Transcribe each of the records below exactly, excluding all pictures.

------ Available data ------

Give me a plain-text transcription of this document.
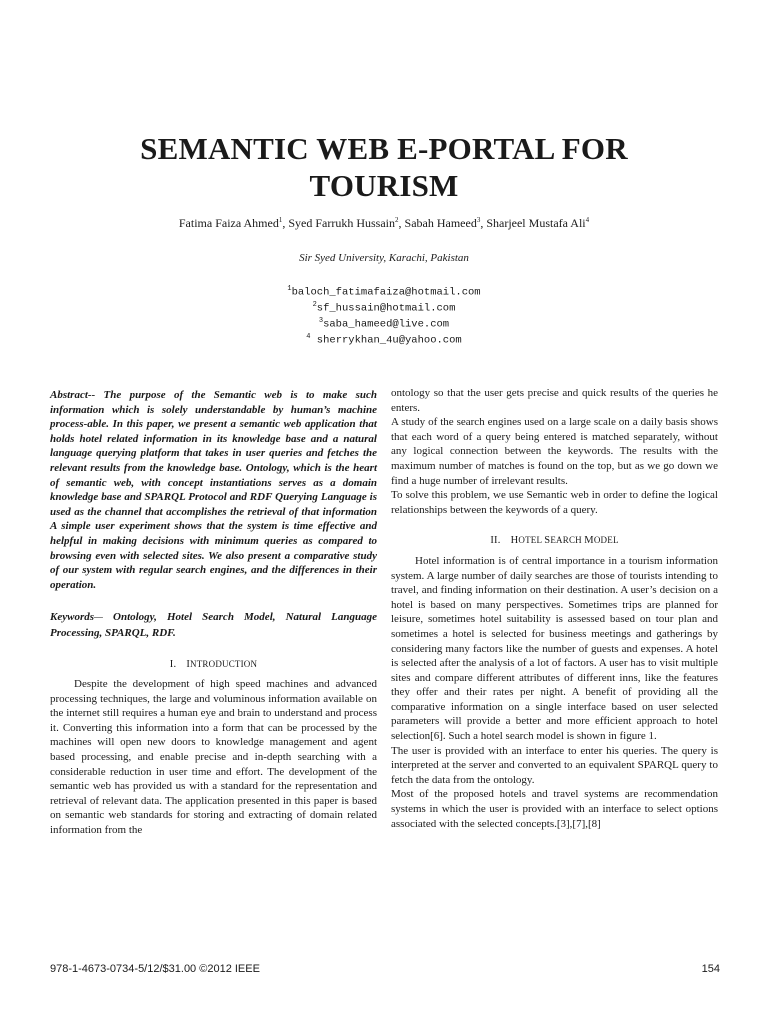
SEMANTIC WEB E-PORTAL FOR
TOURISM
Fatima Faiza Ahmed$^1$, Syed Farrukh Hussain$^2$, Sabah Hameed$^3$, Sharjeel Mustafa Ali$^4$
Sir Syed University, Karachi, Pakistan
$^1$baloch_fatimafaiza@hotmail.com
$^2$sf_hussain@hotmail.com
$^3$saba_hameed@live.com
$^4$ sherrykhan_4u@yahoo.com

Abstract-- The purpose of the Semantic web is to make such information which is solely understandable by human’s machine process-able. In this paper, we present a semantic web application that holds hotel related information in its knowledge base and a natural language querying platform that takes in user queries and fetches the relevant results from the knowledge base. Ontology, which is the heart of semantic web, with concept instantiations serves as a domain knowledge base and SPARQL Protocol and RDF Querying Language is used as the channel that accomplishes the retrieval of that information A simple user experiment shows that the system is time effective and helpful in making decisions with minimum queries as compared to browsing even with selected sites. We also present a comparative study of our system with regular search engines, and the differences in their operation.

Keywords— Ontology, Hotel Search Model, Natural Language Processing, SPARQL, RDF.

I. INTRODUCTION

Despite the development of high speed machines and advanced processing techniques, the large and voluminous information available on the internet still requires a human eye and brain to understand and process it. Converting this information into a form that can be processed by the machines will open new doors to knowledge management and agent based processing, and enable precise and in-depth searching with a considerable reduction in user time and effort. The development of the semantic web has provided us with a standard for the representation and retrieval of relevant data. The application presented in this paper is based on semantic web standards for storing and extracting of domain related information from the

ontology so that the user gets precise and quick results of the queries he enters.

A study of the search engines used on a large scale on a daily basis shows that each word of a query being entered is matched separately, without any logical connection between the keywords. The results with the maximum number of matches is found on the top, but as we go down we find a huge number of irrelevant results.

To solve this problem, we use Semantic web in order to define the logical relationships between the keywords of a query.

II. HOTEL SEARCH MODEL

Hotel information is of central importance in a tourism information system. A large number of daily searches are those of tourists intending to travel, and finding information on their destination. A user’s decision on a hotel is based on many perspectives. Sometimes trips are planned for leisure, sometimes hotel suitability is assessed based on tour plan and sometimes a hotel is selected for business meetings and gatherings by considering many factors like the number of guests and expenses. A hotel is selected after the analysis of a lot of factors. A user has to visit multiple sites and compare different attributes of different inns, like the features they offer and their rates per night. A benefit of providing all the comparative information on a single interface based on user selected parameters will provide a better and more efficient approach to hotel selection[6]. Such a hotel search model is shown in figure 1.

The user is provided with an interface to enter his queries. The query is interpreted at the server and converted to an equivalent SPARQL query to fetch the data from the ontology.

Most of the proposed hotels and travel systems are recommendation systems in which the user is provided with an interface to select options associated with the selected concepts.[3],[7],[8]

978-1-4673-0734-5/12/$31.00 ©2012 IEEE	154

------

:: The reply ::
Give me a plain-text transcription of this document.
SEMANTIC WEB E-PORTAL FOR
TOURISM
Fatima Faiza Ahmed$^1$, Syed Farrukh Hussain$^2$, Sabah Hameed$^3$, Sharjeel Mustafa Ali$^4$
Sir Syed University, Karachi, Pakistan
$^1$baloch_fatimafaiza@hotmail.com
$^2$sf_hussain@hotmail.com
$^3$saba_hameed@live.com
$^4$ sherrykhan_4u@yahoo.com

Abstract-- The purpose of the Semantic web is to make such information which is solely understandable by human’s machine process-able. In this paper, we present a semantic web application that holds hotel related information in its knowledge base and a natural language querying platform that takes in user queries and fetches the relevant results from the knowledge base. Ontology, which is the heart of semantic web, with concept instantiations serves as a domain knowledge base and SPARQL Protocol and RDF Querying Language is used as the channel that accomplishes the retrieval of that information A simple user experiment shows that the system is time effective and helpful in making decisions with minimum queries as compared to browsing even with selected sites. We also present a comparative study of our system with regular search engines, and the differences in their operation.

Keywords— Ontology, Hotel Search Model, Natural Language Processing, SPARQL, RDF.

I. INTRODUCTION

Despite the development of high speed machines and advanced processing techniques, the large and voluminous information available on the internet still requires a human eye and brain to understand and process it. Converting this information into a form that can be processed by the machines will open new doors to knowledge management and agent based processing, and enable precise and in-depth searching with a considerable reduction in user time and effort. The development of the semantic web has provided us with a standard for the representation and retrieval of relevant data. The application presented in this paper is based on semantic web standards for storing and extracting of domain related information from the

ontology so that the user gets precise and quick results of the queries he enters.

A study of the search engines used on a large scale on a daily basis shows that each word of a query being entered is matched separately, without any logical connection between the keywords. The results with the maximum number of matches is found on the top, but as we go down we find a huge number of irrelevant results.

To solve this problem, we use Semantic web in order to define the logical relationships between the keywords of a query.

II. HOTEL SEARCH MODEL

Hotel information is of central importance in a tourism information system. A large number of daily searches are those of tourists intending to travel, and finding information on their destination. A user’s decision on a hotel is based on many perspectives. Sometimes trips are planned for leisure, sometimes hotel suitability is assessed based on tour plan and sometimes a hotel is selected for business meetings and gatherings by considering many factors like the number of guests and expenses. A hotel is selected after the analysis of a lot of factors. A user has to visit multiple sites and compare different attributes of different inns, like the features they offer and their rates per night. A benefit of providing all the comparative information on a single interface based on user selected parameters will provide a better and more efficient approach to hotel selection[6]. Such a hotel search model is shown in figure 1.

The user is provided with an interface to enter his queries. The query is interpreted at the server and converted to an equivalent SPARQL query to fetch the data from the ontology.

Most of the proposed hotels and travel systems are recommendation systems in which the user is provided with an interface to select options associated with the selected concepts.[3],[7],[8]

978-1-4673-0734-5/12/$31.00 ©2012 IEEE	154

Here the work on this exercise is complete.